Exercise aim
Skip the pictures and quote all of the lines exactly.

===== Data in this exercise =====

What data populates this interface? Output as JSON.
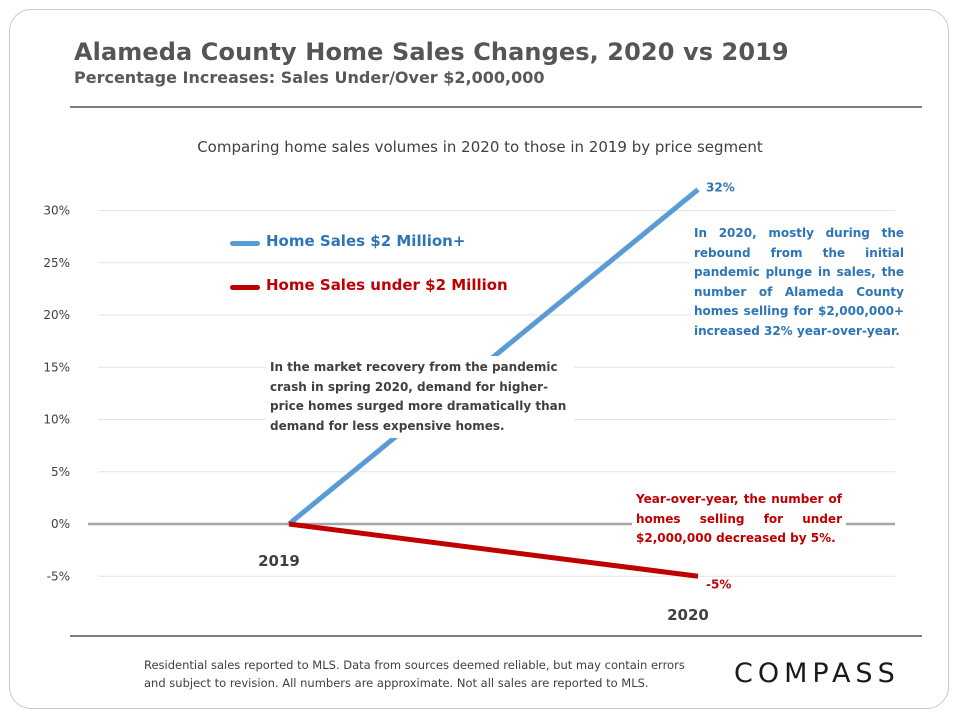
{
  "header": {
    "title": "Alameda County Home Sales Changes, 2020 vs 2019",
    "subtitle": "Percentage Increases: Sales Under/Over $2,000,000"
  },
  "chart_data": {
    "type": "line",
    "title": "Comparing home sales volumes in 2020 to those in 2019 by price segment",
    "x": [
      "2019",
      "2020"
    ],
    "series": [
      {
        "name": "Home Sales $2 Million+",
        "values": [
          0,
          32
        ],
        "color": "#5b9bd5",
        "end_label": "32%"
      },
      {
        "name": "Home Sales under $2 Million",
        "values": [
          0,
          -5
        ],
        "color": "#c00000",
        "end_label": "-5%"
      }
    ],
    "ylim": [
      -5,
      30
    ],
    "yticks": [
      "-5%",
      "0%",
      "5%",
      "10%",
      "15%",
      "20%",
      "25%",
      "30%"
    ],
    "ytick_values": [
      -5,
      0,
      5,
      10,
      15,
      20,
      25,
      30
    ],
    "grid": true,
    "zero_line_color": "#a6a6a6",
    "annotations": [
      "In the market recovery from the pandemic crash in spring 2020, demand for higher-price homes surged more dramatically than demand for less expensive homes.",
      "In 2020, mostly during the rebound from the initial pandemic plunge in sales, the number of Alameda County homes selling for $2,000,000+ increased 32% year-over-year.",
      "Year-over-year, the number of homes selling for under $2,000,000 decreased by 5%."
    ]
  },
  "footer": {
    "note_line1": "Residential sales reported to MLS. Data from sources deemed reliable, but may contain errors",
    "note_line2": "and subject to revision. All numbers are approximate. Not all sales are reported to MLS.",
    "logo": "COMPASS"
  }
}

=====

Written response
What data populates this interface? Output as JSON.
{
  "header": {
    "title": "Alameda County Home Sales Changes, 2020 vs 2019",
    "subtitle": "Percentage Increases: Sales Under/Over $2,000,000"
  },
  "chart_data": {
    "type": "line",
    "title": "Comparing home sales volumes in 2020 to those in 2019 by price segment",
    "x": [
      "2019",
      "2020"
    ],
    "series": [
      {
        "name": "Home Sales $2 Million+",
        "values": [
          0,
          32
        ],
        "color": "#5b9bd5",
        "end_label": "32%"
      },
      {
        "name": "Home Sales under $2 Million",
        "values": [
          0,
          -5
        ],
        "color": "#c00000",
        "end_label": "-5%"
      }
    ],
    "ylim": [
      -5,
      30
    ],
    "yticks": [
      "-5%",
      "0%",
      "5%",
      "10%",
      "15%",
      "20%",
      "25%",
      "30%"
    ],
    "ytick_values": [
      -5,
      0,
      5,
      10,
      15,
      20,
      25,
      30
    ],
    "grid": true,
    "zero_line_color": "#a6a6a6",
    "annotations": [
      "In the market recovery from the pandemic crash in spring 2020, demand for higher-price homes surged more dramatically than demand for less expensive homes.",
      "In 2020, mostly during the rebound from the initial pandemic plunge in sales, the number of Alameda County homes selling for $2,000,000+ increased 32% year-over-year.",
      "Year-over-year, the number of homes selling for under $2,000,000 decreased by 5%."
    ]
  },
  "footer": {
    "note_line1": "Residential sales reported to MLS. Data from sources deemed reliable, but may contain errors",
    "note_line2": "and subject to revision. All numbers are approximate. Not all sales are reported to MLS.",
    "logo": "COMPASS"
  }
}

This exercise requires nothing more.